Collection entries
====
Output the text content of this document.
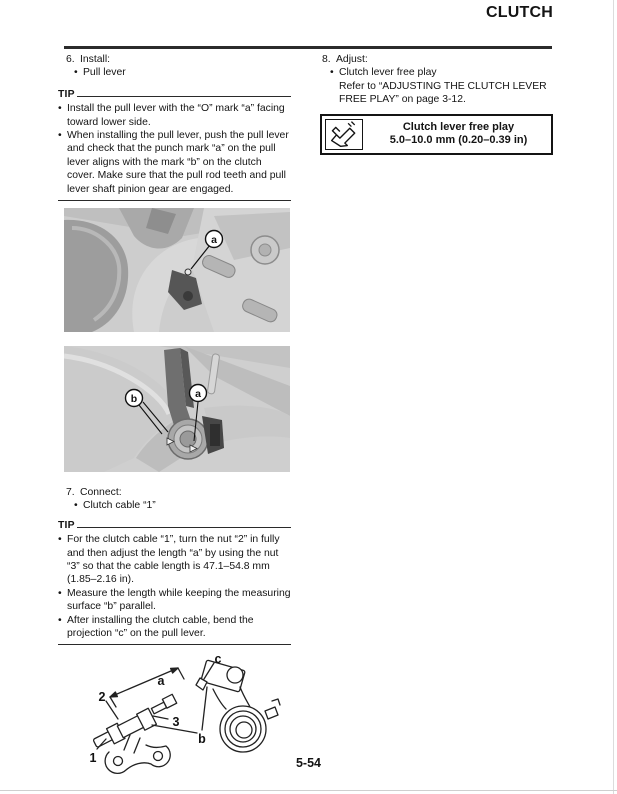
CLUTCH
6. Install:
• Pull lever
TIP
• Install the pull lever with the “O” mark “a” facing toward lower side.
• When installing the pull lever, push the pull lever and check that the punch mark “a” on the pull lever aligns with the mark “b” on the clutch cover. Make sure that the pull rod teeth and pull lever shaft pinion gear are engaged.
a
b	a
7. Connect:
• Clutch cable “1”
TIP
• For the clutch cable “1”, turn the nut “2” in fully and then adjust the length “a” by using the nut “3” so that the cable length is 47.1–54.8 mm (1.85–2.16 in).
• Measure the length while keeping the measuring surface “b” parallel.
• After installing the clutch cable, bend the projection “c” on the pull lever.
c
a
2
3
b
1
8. Adjust:
• Clutch lever free play
Refer to “ADJUSTING THE CLUTCH LEVER FREE PLAY” on page 3-12.
Clutch lever free play
5.0–10.0 mm (0.20–0.39 in)
5-54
====
▶ [To do]
Pull out all lines from the listing that contain the string "length".

▶ [Full solution]
• For the clutch cable “1”, turn the nut “2” in fully and then adjust the length “a” by using the nut “3” so that the cable length is 47.1–54.8 mm (1.85–2.16 in).
• Measure the length while keeping the measuring surface “b” parallel.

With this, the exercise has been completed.